» DESCRIPTION OF THE TASK
Give only a count of the lines that include the string "value".

╭──

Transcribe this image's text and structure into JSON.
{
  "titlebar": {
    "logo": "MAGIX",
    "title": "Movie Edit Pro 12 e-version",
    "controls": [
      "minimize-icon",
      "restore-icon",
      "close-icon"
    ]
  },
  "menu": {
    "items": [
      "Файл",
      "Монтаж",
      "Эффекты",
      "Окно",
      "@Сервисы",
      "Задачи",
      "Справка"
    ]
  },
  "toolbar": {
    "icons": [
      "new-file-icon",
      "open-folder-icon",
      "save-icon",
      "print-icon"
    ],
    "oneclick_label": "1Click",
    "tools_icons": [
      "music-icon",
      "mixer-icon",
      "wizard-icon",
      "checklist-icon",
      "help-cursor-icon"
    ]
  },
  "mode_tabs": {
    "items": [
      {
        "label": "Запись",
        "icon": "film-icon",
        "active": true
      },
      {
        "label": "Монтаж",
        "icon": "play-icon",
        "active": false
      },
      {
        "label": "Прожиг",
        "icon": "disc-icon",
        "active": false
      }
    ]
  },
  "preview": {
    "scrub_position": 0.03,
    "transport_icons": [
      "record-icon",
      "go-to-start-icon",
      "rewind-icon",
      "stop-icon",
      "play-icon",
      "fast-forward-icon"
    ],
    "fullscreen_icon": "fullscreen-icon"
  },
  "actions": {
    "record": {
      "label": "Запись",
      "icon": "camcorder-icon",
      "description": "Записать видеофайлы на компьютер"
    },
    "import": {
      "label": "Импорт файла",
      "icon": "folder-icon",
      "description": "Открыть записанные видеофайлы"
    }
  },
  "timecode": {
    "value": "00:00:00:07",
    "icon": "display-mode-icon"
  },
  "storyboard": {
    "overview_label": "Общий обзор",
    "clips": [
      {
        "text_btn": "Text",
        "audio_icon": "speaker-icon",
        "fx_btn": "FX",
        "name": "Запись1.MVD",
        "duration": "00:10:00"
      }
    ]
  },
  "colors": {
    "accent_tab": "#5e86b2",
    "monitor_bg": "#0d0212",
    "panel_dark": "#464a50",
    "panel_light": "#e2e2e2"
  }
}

╰──
╭──

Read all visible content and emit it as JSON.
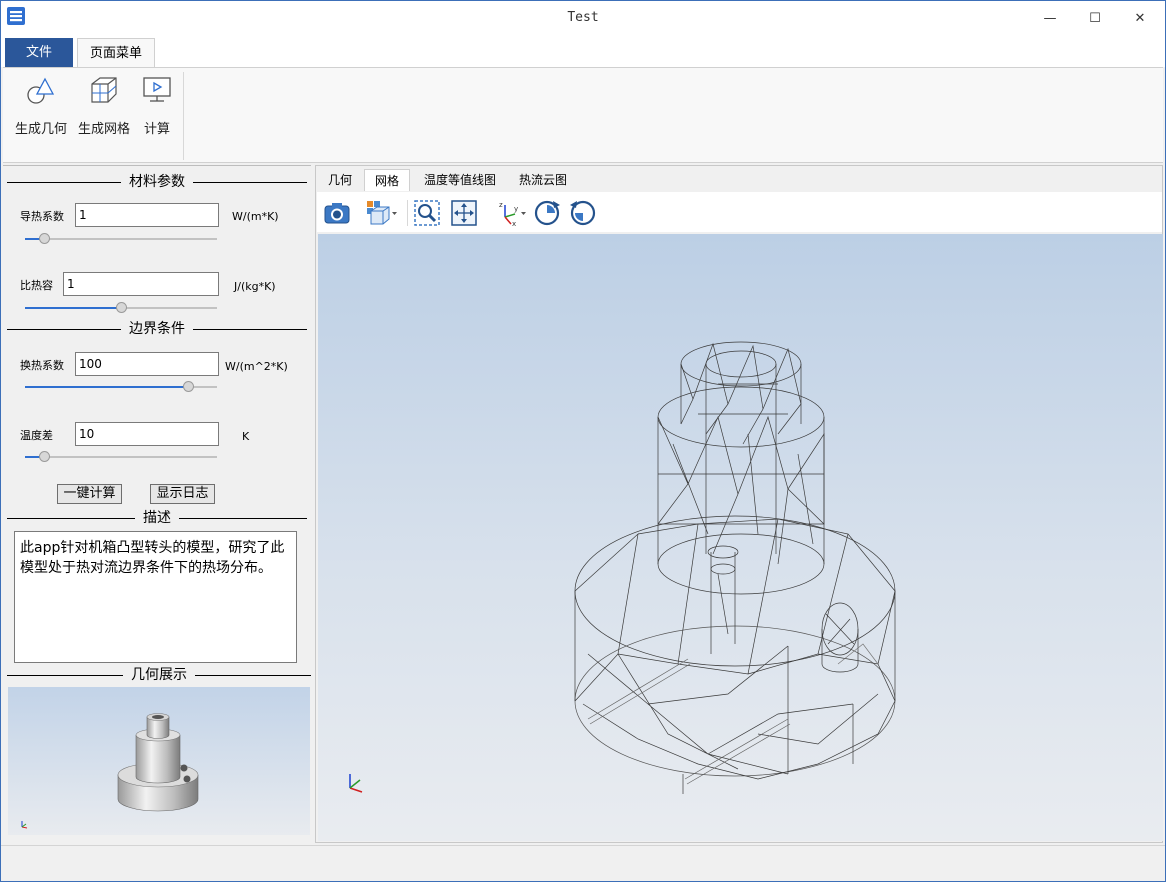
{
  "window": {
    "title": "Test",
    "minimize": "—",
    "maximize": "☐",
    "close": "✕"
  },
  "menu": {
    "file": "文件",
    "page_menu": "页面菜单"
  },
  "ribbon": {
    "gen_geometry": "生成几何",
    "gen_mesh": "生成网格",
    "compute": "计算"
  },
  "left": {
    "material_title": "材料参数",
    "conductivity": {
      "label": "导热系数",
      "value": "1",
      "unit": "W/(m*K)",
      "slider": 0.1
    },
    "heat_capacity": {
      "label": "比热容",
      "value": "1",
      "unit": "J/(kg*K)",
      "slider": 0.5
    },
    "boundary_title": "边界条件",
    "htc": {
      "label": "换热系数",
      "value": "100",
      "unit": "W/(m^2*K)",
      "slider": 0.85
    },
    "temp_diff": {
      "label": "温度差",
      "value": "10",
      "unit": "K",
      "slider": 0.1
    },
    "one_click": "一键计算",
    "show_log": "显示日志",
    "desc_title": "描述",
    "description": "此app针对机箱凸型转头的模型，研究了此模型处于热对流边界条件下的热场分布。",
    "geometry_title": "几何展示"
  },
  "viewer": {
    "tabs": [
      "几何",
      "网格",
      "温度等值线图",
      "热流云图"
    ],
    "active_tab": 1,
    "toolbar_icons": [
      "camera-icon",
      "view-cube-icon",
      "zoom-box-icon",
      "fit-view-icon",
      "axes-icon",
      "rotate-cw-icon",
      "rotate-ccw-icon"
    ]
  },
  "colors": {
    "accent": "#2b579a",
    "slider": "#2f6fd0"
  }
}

╰──

» SOLUTION TO THIS EXERCISE
5